▶ [Stated goal 1]:
Decide whether each of the statements (a), (b) and (c) below agrees with the article on autonomous trucks. Answer each with yes or no, and quote the words from the article that decide it. (a) The report says two-thirds of all goods moved in America are moved by truck. (b) The report places the second wave of automation around 2020. (c) At stage two, trucking companies could save up to 20% in fuel and labor costs.

## BEGIN Source

In what may be a stunner to many within the trucking industry, a new report by the global logistics think tank McKinsey & Company predicts that semi- and fully autonomous commercial motor vehicles will be used in regular operations within the next decade. The five-part report on the near-term technological disruption in global logistics takes a hard look at autonomous driving technologies and how they will shape the trucking industry.
While the report also looks at emerging technologies like analytics, e-Commerce, automation, asset sharing, and telematics, it is the analysis behind autonomous vehicles that stands to raise eyebrows. The report starts out by highlighting that two-thirds of all goods moved in America are moved by truck and that truck driving is one of the most common occupations in half of the United States. The report also notes that the trucking industry has experienced few major or structural changes in the preceding decades.
Yet, according to the report, autonomous trucks could signal a big change to that paradigm. With companies already using autonomous trucks to complete beer deliveries and fleet agreements beginning to flesh out how the vehicles will be used; widespread adoption may not be far. And while we have reports in the past the truck drivers will still be needed for a long time to come, the industry disruption remains on many levels.
Still, initial operations are in their infancy. And when combined with an initial price tag ranging between $30,000 and $100,000, many are quick to dismiss the idea that these technologies are on the verge of becoming incredibly popular with regular motor carriers. It is important, however, not to dismiss the march of technology.
How the Report Details Change
Should these technologies gain in popularity, it is likely that adoption would come in two waves. It will start with two-truck platoons with truck drivers operating each vehicle with Level 3 automation. We should see these scenarios come to fruition between now and 2020.
Over time, as connected convoys mature, algorithms will be developed in concert with advanced vehicle communications networks. This will lead to the second wave of automation in or around 2023. This second phase, according to the report’s authors, will include platooning on interstate highways where a truck driver’s intervention is not required. Of course, a truck driver will still be in the vehicle, but they will not need to become an active participant in operating the vehicle until it leaves the highway.
The report notes that at stage two, trucking companies could realize fuel and labor savings of up to 10%. While 10% may not seem like a lot to the average person, this could be a big deal for smaller and medium-sized trucking companies who work with lower margins. This transition will also require a lot of technological training and upkeep.
The next stage, according to the report, would be phase three in 2026. This stage could see fully autonomous vehicles operating on all segments of the interfaced highway system. It could even be that eventually, depending on the weather and conditions, trucks could even be operating without necessary intervention on regular roadways. Situations where vehicles could operate on roadways is called “constrained autonomy,” technology. Once the trucking industry has reached this level of adoption, trucking companies should see up to 20% savings in fuel and labor costs.

## END Source
## BEGIN Given data

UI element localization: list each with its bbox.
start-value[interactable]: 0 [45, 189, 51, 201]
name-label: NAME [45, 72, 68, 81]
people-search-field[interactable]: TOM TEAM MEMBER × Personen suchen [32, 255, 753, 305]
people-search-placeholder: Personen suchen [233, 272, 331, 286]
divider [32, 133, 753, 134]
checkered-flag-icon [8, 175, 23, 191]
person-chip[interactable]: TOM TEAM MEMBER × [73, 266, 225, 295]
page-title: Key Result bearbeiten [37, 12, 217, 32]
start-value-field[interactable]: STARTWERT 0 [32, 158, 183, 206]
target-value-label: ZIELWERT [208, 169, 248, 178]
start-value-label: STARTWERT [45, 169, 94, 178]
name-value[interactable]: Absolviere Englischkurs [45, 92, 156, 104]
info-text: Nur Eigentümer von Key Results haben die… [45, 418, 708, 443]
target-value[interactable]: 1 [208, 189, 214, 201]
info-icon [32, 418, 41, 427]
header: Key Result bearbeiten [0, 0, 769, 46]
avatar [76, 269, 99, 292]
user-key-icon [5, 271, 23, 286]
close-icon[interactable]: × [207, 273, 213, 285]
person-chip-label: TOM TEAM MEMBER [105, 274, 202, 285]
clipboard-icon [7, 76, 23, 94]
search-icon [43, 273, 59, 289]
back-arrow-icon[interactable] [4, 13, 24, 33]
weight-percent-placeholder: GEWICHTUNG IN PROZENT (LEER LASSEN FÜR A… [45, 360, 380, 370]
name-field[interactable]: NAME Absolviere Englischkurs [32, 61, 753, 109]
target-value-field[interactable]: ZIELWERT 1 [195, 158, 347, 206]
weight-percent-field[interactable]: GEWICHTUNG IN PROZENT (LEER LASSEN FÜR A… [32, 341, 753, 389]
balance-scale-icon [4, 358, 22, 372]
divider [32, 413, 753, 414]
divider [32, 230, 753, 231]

## END Given data

▶ [Stated goal 2]:
Repeat the entries word for word. Begin at their first line, and stop after the line that contains "weight-percent-placeholder: GEWICHTUNG IN".

▶ [Expected output 1]:
(a) Yes: "two-thirds of all goods moved in America are moved by truck"
(b) No: "This will lead to the second wave of automation in or around 2023."
(c) No: "trucking companies could realize fuel and labor savings of up to 10%"

▶ [Expected output 2]:
UI element localization: list each with its bbox.
start-value[interactable]: 0 [45, 189, 51, 201]
name-label: NAME [45, 72, 68, 81]
people-search-field[interactable]: TOM TEAM MEMBER × Personen suchen [32, 255, 753, 305]
people-search-placeholder: Personen suchen [233, 272, 331, 286]
divider [32, 133, 753, 134]
checkered-flag-icon [8, 175, 23, 191]
person-chip[interactable]: TOM TEAM MEMBER × [73, 266, 225, 295]
page-title: Key Result bearbeiten [37, 12, 217, 32]
start-value-field[interactable]: STARTWERT 0 [32, 158, 183, 206]
target-value-label: ZIELWERT [208, 169, 248, 178]
start-value-label: STARTWERT [45, 169, 94, 178]
name-value[interactable]: Absolviere Englischkurs [45, 92, 156, 104]
info-text: Nur Eigentümer von Key Results haben die… [45, 418, 708, 443]
target-value[interactable]: 1 [208, 189, 214, 201]
info-icon [32, 418, 41, 427]
header: Key Result bearbeiten [0, 0, 769, 46]
avatar [76, 269, 99, 292]
user-key-icon [5, 271, 23, 286]
close-icon[interactable]: × [207, 273, 213, 285]
person-chip-label: TOM TEAM MEMBER [105, 274, 202, 285]
clipboard-icon [7, 76, 23, 94]
search-icon [43, 273, 59, 289]
back-arrow-icon[interactable] [4, 13, 24, 33]
weight-percent-placeholder: GEWICHTUNG IN PROZENT (LEER LASSEN FÜR A… [45, 360, 380, 370]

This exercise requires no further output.